| REQUIREMENTS |
Leave out any pictures and transcribe all other data below exactly.

| PROVIDED ENTRIES |
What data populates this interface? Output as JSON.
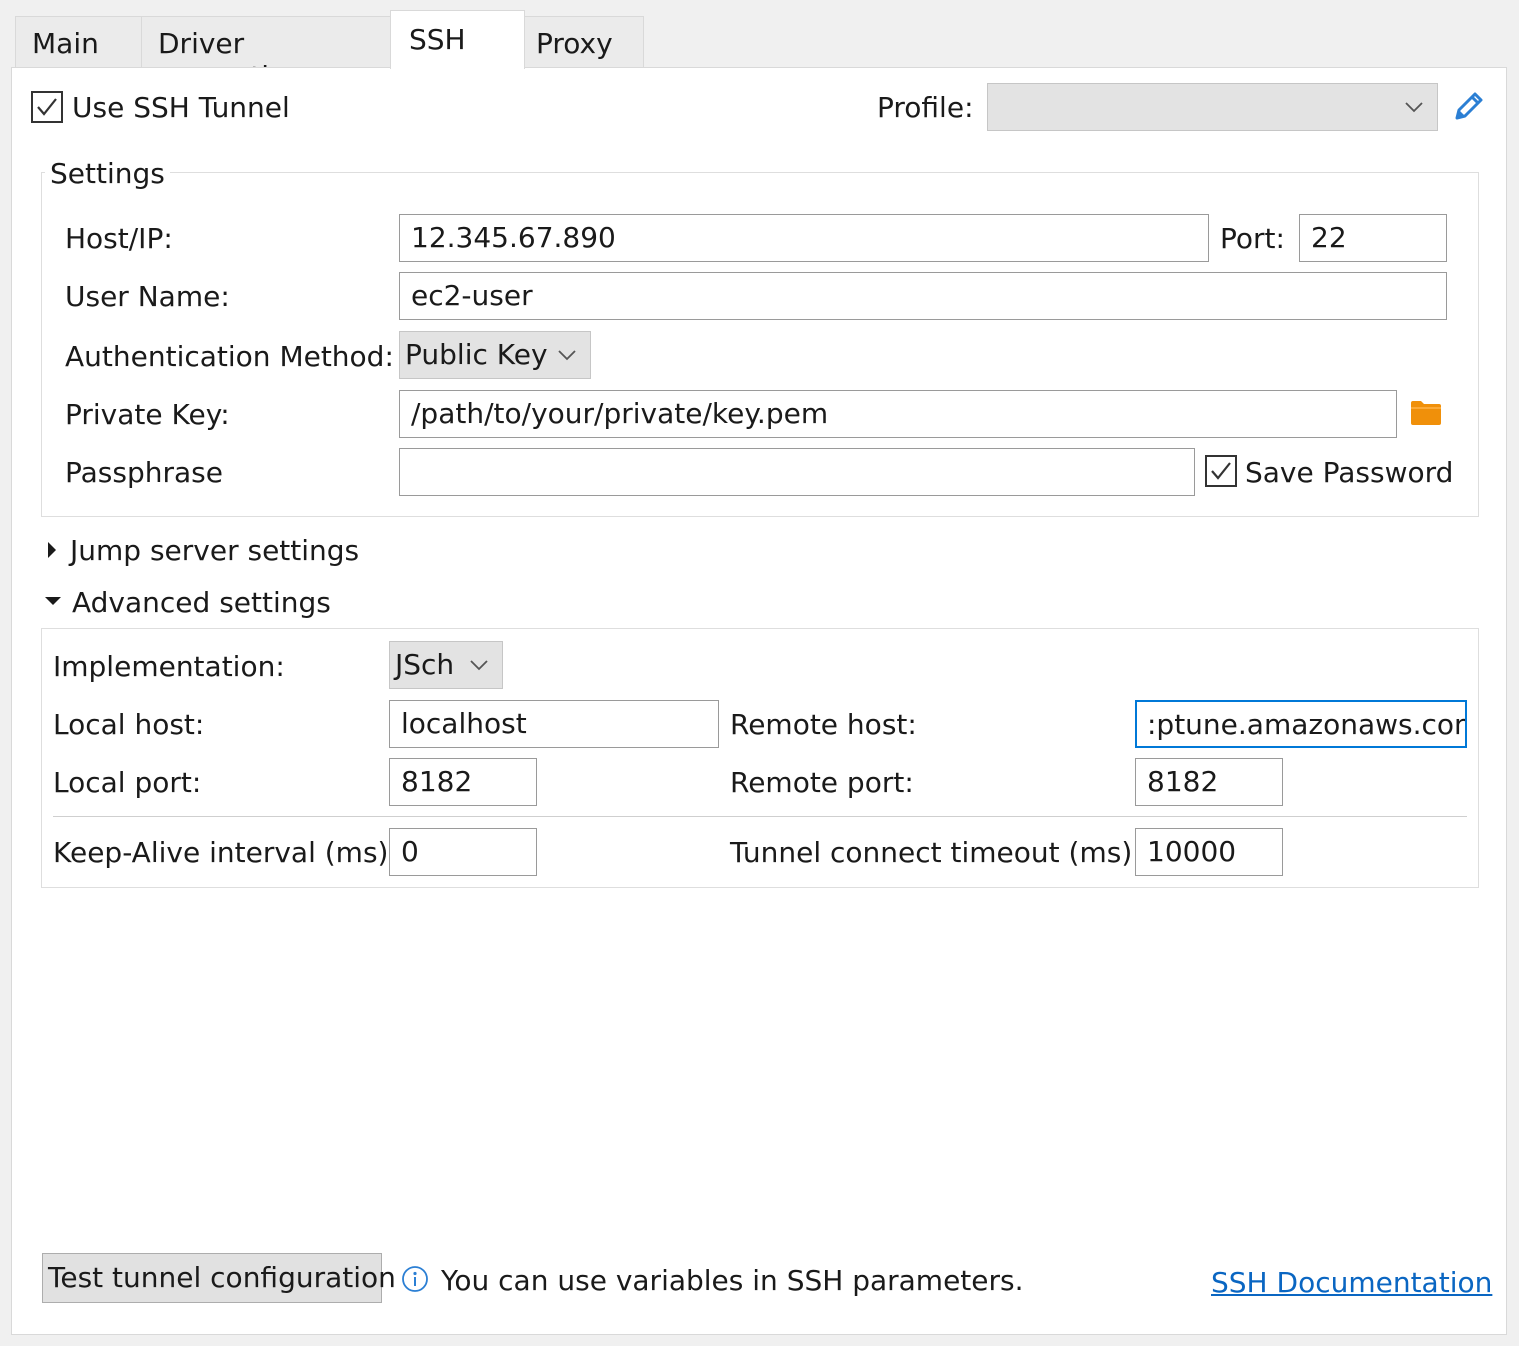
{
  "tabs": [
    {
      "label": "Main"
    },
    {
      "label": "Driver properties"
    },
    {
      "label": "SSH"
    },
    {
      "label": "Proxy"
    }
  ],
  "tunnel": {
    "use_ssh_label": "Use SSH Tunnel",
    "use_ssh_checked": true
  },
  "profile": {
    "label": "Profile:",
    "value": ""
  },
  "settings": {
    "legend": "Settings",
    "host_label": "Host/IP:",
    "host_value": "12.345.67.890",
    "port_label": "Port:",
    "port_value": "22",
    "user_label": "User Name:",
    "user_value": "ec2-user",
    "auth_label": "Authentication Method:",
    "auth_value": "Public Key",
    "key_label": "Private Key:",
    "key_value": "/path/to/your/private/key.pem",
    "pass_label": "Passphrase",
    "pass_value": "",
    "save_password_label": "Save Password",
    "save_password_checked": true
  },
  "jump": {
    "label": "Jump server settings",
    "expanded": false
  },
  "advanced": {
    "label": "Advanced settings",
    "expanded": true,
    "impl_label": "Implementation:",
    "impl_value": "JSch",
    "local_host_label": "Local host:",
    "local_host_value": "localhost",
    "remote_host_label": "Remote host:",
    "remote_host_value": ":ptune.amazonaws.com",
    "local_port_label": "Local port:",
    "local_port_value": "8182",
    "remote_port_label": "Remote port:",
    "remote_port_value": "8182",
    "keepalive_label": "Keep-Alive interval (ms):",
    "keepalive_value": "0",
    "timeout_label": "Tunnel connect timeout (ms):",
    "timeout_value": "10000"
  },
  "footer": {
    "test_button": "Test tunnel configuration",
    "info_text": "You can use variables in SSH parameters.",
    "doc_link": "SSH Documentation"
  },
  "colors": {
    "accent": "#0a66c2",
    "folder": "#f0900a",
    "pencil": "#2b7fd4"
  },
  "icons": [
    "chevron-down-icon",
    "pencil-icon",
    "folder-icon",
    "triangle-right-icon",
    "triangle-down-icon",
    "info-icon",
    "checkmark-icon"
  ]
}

| EXERCISE SOLUTION |
What data populates this interface? Output as JSON.
{
  "tabs": [
    {
      "label": "Main"
    },
    {
      "label": "Driver properties"
    },
    {
      "label": "SSH"
    },
    {
      "label": "Proxy"
    }
  ],
  "tunnel": {
    "use_ssh_label": "Use SSH Tunnel",
    "use_ssh_checked": true
  },
  "profile": {
    "label": "Profile:",
    "value": ""
  },
  "settings": {
    "legend": "Settings",
    "host_label": "Host/IP:",
    "host_value": "12.345.67.890",
    "port_label": "Port:",
    "port_value": "22",
    "user_label": "User Name:",
    "user_value": "ec2-user",
    "auth_label": "Authentication Method:",
    "auth_value": "Public Key",
    "key_label": "Private Key:",
    "key_value": "/path/to/your/private/key.pem",
    "pass_label": "Passphrase",
    "pass_value": "",
    "save_password_label": "Save Password",
    "save_password_checked": true
  },
  "jump": {
    "label": "Jump server settings",
    "expanded": false
  },
  "advanced": {
    "label": "Advanced settings",
    "expanded": true,
    "impl_label": "Implementation:",
    "impl_value": "JSch",
    "local_host_label": "Local host:",
    "local_host_value": "localhost",
    "remote_host_label": "Remote host:",
    "remote_host_value": ":ptune.amazonaws.com",
    "local_port_label": "Local port:",
    "local_port_value": "8182",
    "remote_port_label": "Remote port:",
    "remote_port_value": "8182",
    "keepalive_label": "Keep-Alive interval (ms):",
    "keepalive_value": "0",
    "timeout_label": "Tunnel connect timeout (ms):",
    "timeout_value": "10000"
  },
  "footer": {
    "test_button": "Test tunnel configuration",
    "info_text": "You can use variables in SSH parameters.",
    "doc_link": "SSH Documentation"
  },
  "colors": {
    "accent": "#0a66c2",
    "folder": "#f0900a",
    "pencil": "#2b7fd4"
  },
  "icons": [
    "chevron-down-icon",
    "pencil-icon",
    "folder-icon",
    "triangle-right-icon",
    "triangle-down-icon",
    "info-icon",
    "checkmark-icon"
  ]
}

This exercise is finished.